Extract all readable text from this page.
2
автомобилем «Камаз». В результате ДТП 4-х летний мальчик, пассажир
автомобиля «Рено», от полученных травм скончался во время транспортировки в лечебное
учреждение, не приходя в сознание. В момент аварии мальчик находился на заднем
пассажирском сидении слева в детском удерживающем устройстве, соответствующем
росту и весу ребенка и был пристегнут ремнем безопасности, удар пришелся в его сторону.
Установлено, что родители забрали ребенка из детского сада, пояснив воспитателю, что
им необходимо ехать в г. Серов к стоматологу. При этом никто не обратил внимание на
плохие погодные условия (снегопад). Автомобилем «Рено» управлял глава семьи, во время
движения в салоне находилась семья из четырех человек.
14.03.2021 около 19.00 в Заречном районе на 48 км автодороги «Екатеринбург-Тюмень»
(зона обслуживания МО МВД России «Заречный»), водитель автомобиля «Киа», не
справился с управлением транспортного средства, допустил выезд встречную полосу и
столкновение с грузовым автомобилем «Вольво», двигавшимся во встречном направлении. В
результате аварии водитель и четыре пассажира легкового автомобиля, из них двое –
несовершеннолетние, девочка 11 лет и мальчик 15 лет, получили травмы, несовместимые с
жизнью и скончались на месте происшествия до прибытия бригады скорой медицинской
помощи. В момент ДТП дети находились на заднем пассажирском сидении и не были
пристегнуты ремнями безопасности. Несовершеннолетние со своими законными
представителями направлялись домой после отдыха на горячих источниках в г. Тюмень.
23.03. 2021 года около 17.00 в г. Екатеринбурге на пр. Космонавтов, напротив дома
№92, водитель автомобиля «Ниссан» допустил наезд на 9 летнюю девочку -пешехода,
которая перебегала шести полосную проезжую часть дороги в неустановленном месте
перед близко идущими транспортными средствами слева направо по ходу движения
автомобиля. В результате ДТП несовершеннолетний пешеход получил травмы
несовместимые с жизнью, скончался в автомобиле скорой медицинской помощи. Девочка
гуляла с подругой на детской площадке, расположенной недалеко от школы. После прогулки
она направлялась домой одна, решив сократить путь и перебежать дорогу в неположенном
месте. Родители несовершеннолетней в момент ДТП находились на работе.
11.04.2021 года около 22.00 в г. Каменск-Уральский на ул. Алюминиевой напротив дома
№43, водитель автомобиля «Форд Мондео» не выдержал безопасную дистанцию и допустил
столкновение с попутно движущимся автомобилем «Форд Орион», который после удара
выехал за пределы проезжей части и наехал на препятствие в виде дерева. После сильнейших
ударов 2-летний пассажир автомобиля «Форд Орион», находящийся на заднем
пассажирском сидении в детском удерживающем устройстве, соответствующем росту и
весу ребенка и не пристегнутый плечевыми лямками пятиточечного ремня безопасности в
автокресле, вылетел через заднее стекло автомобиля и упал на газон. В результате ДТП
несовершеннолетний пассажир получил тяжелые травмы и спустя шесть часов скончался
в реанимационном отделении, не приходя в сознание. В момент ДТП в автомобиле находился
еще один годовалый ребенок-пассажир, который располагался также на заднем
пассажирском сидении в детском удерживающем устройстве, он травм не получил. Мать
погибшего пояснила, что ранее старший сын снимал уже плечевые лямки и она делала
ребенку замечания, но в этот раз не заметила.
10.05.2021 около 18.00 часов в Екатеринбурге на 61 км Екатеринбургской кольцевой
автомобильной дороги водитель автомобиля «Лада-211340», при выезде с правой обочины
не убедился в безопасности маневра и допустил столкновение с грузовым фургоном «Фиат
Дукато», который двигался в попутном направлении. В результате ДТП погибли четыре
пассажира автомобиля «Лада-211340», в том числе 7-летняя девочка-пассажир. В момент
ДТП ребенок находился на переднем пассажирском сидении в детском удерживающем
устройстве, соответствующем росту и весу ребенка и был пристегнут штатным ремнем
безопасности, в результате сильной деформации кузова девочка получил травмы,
■ ■ ■ ■ ■
[OBJECTIVE] Return every record above exactly as it appears.

[EXERCISE ANSWER]
Extract all readable text from this page.
2
автомобилем «Камаз». В результате ДТП 4-х летний мальчик, пассажир
автомобиля «Рено», от полученных травм скончался во время транспортировки в лечебное
учреждение, не приходя в сознание. В момент аварии мальчик находился на заднем
пассажирском сидении слева в детском удерживающем устройстве, соответствующем
росту и весу ребенка и был пристегнут ремнем безопасности, удар пришелся в его сторону.
Установлено, что родители забрали ребенка из детского сада, пояснив воспитателю, что
им необходимо ехать в г. Серов к стоматологу. При этом никто не обратил внимание на
плохие погодные условия (снегопад). Автомобилем «Рено» управлял глава семьи, во время
движения в салоне находилась семья из четырех человек.
14.03.2021 около 19.00 в Заречном районе на 48 км автодороги «Екатеринбург-Тюмень»
(зона обслуживания МО МВД России «Заречный»), водитель автомобиля «Киа», не
справился с управлением транспортного средства, допустил выезд встречную полосу и
столкновение с грузовым автомобилем «Вольво», двигавшимся во встречном направлении. В
результате аварии водитель и четыре пассажира легкового автомобиля, из них двое –
несовершеннолетние, девочка 11 лет и мальчик 15 лет, получили травмы, несовместимые с
жизнью и скончались на месте происшествия до прибытия бригады скорой медицинской
помощи. В момент ДТП дети находились на заднем пассажирском сидении и не были
пристегнуты ремнями безопасности. Несовершеннолетние со своими законными
представителями направлялись домой после отдыха на горячих источниках в г. Тюмень.
23.03. 2021 года около 17.00 в г. Екатеринбурге на пр. Космонавтов, напротив дома
№92, водитель автомобиля «Ниссан» допустил наезд на 9 летнюю девочку -пешехода,
которая перебегала шести полосную проезжую часть дороги в неустановленном месте
перед близко идущими транспортными средствами слева направо по ходу движения
автомобиля. В результате ДТП несовершеннолетний пешеход получил травмы
несовместимые с жизнью, скончался в автомобиле скорой медицинской помощи. Девочка
гуляла с подругой на детской площадке, расположенной недалеко от школы. После прогулки
она направлялась домой одна, решив сократить путь и перебежать дорогу в неположенном
месте. Родители несовершеннолетней в момент ДТП находились на работе.
11.04.2021 года около 22.00 в г. Каменск-Уральский на ул. Алюминиевой напротив дома
№43, водитель автомобиля «Форд Мондео» не выдержал безопасную дистанцию и допустил
столкновение с попутно движущимся автомобилем «Форд Орион», который после удара
выехал за пределы проезжей части и наехал на препятствие в виде дерева. После сильнейших
ударов 2-летний пассажир автомобиля «Форд Орион», находящийся на заднем
пассажирском сидении в детском удерживающем устройстве, соответствующем росту и
весу ребенка и не пристегнутый плечевыми лямками пятиточечного ремня безопасности в
автокресле, вылетел через заднее стекло автомобиля и упал на газон. В результате ДТП
несовершеннолетний пассажир получил тяжелые травмы и спустя шесть часов скончался
в реанимационном отделении, не приходя в сознание. В момент ДТП в автомобиле находился
еще один годовалый ребенок-пассажир, который располагался также на заднем
пассажирском сидении в детском удерживающем устройстве, он травм не получил. Мать
погибшего пояснила, что ранее старший сын снимал уже плечевые лямки и она делала
ребенку замечания, но в этот раз не заметила.
10.05.2021 около 18.00 часов в Екатеринбурге на 61 км Екатеринбургской кольцевой
автомобильной дороги водитель автомобиля «Лада-211340», при выезде с правой обочины
не убедился в безопасности маневра и допустил столкновение с грузовым фургоном «Фиат
Дукато», который двигался в попутном направлении. В результате ДТП погибли четыре
пассажира автомобиля «Лада-211340», в том числе 7-летняя девочка-пассажир. В момент
ДТП ребенок находился на переднем пассажирском сидении в детском удерживающем
устройстве, соответствующем росту и весу ребенка и был пристегнут штатным ремнем
безопасности, в результате сильной деформации кузова девочка получил травмы,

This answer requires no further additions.